Stated task –
Rewrite the records from the line with "Segment this screenshot: for" up to and including the line with "X-axis label: Humidité", changing "bbox" to "bounding box" and leaving everything else as it is. Omit the pictures.

Exercise material –
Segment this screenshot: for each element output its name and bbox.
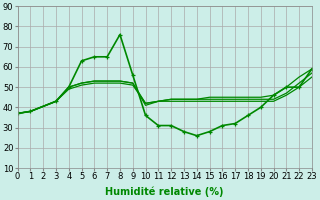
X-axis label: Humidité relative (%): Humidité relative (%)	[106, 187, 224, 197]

...

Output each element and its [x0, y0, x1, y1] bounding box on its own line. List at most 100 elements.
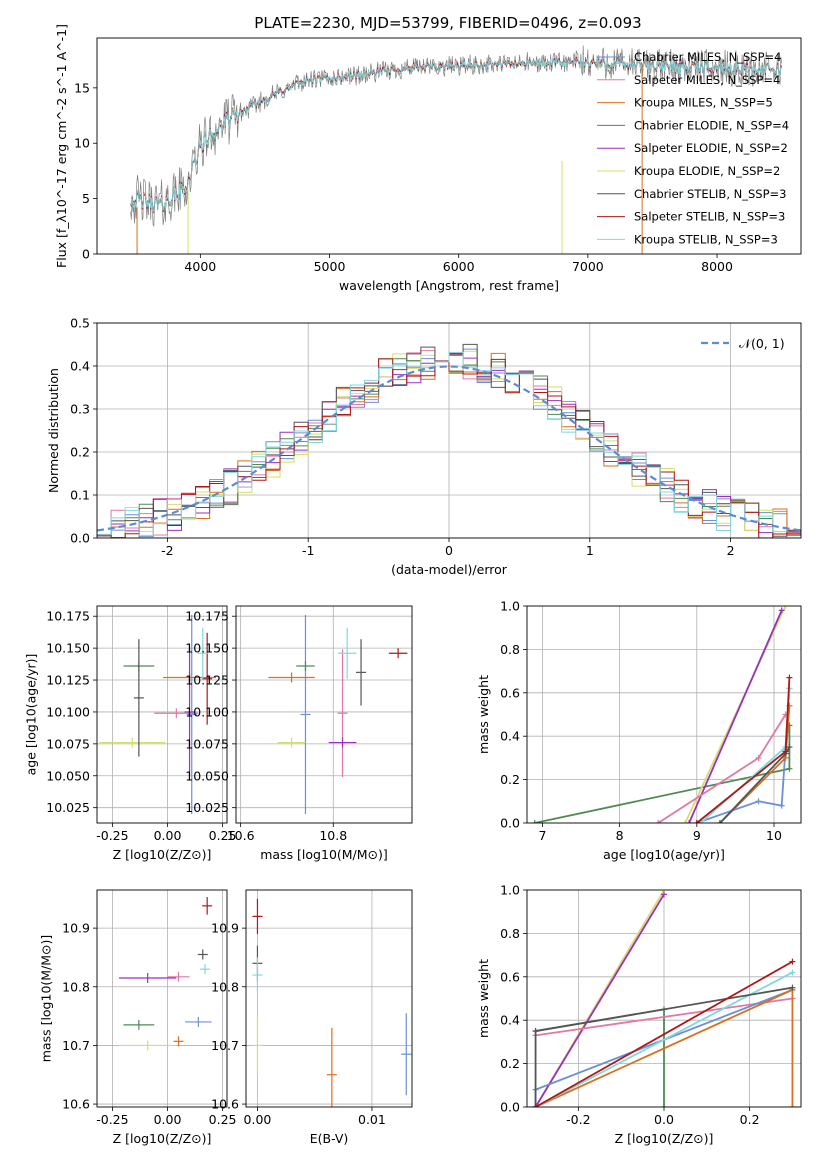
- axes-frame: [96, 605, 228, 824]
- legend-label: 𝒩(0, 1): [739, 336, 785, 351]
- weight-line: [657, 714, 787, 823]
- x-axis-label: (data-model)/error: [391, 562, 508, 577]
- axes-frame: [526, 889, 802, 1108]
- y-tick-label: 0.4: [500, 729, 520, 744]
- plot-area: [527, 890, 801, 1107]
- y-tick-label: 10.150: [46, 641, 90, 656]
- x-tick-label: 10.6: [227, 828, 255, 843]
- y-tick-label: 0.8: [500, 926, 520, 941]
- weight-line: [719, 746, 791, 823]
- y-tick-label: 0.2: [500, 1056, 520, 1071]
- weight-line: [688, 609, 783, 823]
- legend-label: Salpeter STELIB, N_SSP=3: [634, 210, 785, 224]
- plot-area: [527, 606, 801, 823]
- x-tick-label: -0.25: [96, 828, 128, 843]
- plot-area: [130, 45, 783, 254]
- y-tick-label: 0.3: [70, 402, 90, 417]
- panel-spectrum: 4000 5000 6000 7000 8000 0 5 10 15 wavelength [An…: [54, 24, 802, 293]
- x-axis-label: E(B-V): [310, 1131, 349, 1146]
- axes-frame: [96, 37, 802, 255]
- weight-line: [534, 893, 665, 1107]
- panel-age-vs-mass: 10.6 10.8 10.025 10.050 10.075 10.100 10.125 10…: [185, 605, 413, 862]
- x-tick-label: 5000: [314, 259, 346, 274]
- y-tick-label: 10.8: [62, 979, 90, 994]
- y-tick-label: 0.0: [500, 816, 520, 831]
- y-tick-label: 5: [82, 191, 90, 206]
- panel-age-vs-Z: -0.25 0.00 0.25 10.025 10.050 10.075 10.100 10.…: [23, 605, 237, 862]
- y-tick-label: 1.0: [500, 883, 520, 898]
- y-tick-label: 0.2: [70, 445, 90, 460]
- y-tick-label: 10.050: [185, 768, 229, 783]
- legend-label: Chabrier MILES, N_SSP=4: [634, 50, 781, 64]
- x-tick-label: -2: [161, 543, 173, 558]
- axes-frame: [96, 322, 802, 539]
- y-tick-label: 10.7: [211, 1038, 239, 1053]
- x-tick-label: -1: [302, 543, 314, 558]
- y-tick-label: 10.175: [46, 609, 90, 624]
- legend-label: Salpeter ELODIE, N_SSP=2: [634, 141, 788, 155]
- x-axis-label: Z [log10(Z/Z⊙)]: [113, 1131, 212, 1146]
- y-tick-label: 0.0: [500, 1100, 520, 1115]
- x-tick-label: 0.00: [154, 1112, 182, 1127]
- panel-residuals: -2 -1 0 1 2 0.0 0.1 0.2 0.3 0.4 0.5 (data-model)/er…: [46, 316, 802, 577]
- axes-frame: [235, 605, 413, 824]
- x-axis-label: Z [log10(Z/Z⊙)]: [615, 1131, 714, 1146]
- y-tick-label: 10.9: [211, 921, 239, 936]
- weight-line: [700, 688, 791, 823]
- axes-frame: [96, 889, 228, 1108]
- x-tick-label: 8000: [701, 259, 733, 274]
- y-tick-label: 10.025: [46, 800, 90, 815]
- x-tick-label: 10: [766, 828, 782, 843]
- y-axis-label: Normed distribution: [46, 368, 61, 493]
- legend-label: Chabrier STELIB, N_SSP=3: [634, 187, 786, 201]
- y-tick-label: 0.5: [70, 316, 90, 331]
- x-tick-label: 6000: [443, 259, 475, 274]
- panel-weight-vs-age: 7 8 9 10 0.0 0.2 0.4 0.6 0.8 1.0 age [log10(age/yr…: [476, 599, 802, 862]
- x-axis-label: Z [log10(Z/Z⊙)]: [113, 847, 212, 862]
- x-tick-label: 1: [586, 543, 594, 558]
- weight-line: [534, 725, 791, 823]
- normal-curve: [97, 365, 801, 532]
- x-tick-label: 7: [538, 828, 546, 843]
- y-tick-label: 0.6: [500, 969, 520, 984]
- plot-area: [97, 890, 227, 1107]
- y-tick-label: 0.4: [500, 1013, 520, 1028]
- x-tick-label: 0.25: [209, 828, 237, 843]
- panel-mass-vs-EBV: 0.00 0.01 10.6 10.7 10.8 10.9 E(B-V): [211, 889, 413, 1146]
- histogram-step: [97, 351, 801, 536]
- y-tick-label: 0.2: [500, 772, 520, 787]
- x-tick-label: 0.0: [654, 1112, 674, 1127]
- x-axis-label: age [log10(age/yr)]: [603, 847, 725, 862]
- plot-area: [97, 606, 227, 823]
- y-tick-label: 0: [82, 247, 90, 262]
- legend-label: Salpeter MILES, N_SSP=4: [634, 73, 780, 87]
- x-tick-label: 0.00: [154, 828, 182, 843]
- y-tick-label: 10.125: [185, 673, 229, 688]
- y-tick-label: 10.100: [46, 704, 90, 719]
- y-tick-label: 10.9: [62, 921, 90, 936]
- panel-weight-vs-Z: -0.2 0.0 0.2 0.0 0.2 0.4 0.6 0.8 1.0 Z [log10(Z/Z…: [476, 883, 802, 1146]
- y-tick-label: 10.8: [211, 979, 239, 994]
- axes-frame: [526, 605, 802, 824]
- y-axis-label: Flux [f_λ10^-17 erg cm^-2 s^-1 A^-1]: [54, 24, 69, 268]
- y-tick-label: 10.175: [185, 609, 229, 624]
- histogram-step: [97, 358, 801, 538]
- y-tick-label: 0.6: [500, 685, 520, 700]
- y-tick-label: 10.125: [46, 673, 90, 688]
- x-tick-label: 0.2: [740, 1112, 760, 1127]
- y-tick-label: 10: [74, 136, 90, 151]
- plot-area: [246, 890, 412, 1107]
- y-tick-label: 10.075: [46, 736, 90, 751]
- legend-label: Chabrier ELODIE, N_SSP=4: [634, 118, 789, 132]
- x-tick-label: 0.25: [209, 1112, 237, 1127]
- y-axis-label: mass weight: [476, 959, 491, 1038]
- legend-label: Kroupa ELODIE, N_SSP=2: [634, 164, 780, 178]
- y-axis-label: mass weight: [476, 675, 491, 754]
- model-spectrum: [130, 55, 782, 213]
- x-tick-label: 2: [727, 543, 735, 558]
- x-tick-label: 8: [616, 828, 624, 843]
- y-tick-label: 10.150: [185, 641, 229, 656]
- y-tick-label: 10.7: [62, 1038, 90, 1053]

* * *

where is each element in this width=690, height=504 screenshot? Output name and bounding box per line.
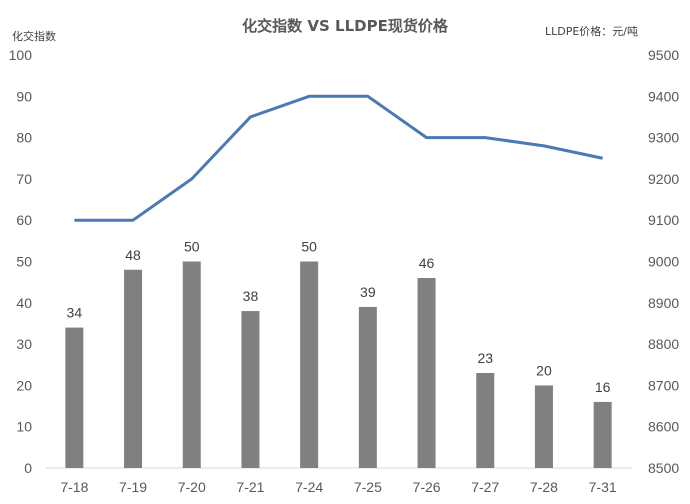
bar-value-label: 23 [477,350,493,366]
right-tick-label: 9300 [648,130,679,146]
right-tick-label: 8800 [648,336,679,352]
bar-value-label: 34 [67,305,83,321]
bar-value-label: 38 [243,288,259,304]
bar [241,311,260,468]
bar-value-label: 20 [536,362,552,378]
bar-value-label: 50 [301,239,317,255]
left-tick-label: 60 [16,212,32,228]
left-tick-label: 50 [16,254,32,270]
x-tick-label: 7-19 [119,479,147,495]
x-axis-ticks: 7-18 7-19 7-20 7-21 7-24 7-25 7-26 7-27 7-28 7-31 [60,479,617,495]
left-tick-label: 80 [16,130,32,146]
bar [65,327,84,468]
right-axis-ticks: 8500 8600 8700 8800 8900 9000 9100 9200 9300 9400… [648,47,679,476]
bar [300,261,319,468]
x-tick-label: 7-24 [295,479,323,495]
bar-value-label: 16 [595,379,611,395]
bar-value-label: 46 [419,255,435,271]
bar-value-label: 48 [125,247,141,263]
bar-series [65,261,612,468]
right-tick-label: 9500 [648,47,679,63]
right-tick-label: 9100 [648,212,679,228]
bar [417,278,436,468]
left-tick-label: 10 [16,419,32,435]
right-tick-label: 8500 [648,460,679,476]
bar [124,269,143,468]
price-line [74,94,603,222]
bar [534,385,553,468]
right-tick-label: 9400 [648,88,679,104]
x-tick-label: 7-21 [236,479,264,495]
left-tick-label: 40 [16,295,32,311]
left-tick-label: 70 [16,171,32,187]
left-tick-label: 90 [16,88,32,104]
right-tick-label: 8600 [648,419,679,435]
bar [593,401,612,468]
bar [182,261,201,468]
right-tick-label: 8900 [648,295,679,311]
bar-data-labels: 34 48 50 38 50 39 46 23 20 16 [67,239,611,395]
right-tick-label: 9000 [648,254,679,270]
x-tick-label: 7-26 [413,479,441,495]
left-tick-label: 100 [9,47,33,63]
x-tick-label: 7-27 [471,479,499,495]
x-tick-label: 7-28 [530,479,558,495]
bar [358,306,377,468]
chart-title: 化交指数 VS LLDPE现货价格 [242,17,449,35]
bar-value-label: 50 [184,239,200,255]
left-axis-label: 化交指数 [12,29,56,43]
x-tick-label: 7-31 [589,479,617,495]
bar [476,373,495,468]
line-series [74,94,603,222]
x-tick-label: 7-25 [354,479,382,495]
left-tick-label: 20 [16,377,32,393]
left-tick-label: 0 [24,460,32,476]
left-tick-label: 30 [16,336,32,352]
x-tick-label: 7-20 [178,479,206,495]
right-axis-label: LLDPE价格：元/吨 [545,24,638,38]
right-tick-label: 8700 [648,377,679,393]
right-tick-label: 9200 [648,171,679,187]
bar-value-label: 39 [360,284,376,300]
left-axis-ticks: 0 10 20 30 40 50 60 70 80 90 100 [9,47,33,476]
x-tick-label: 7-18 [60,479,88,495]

Output for this exercise –
Segment this screenshot: for each element output its name and bounding box.
X-axis label: Humidité relative (%): Humidité relative (%)	[106, 187, 224, 197]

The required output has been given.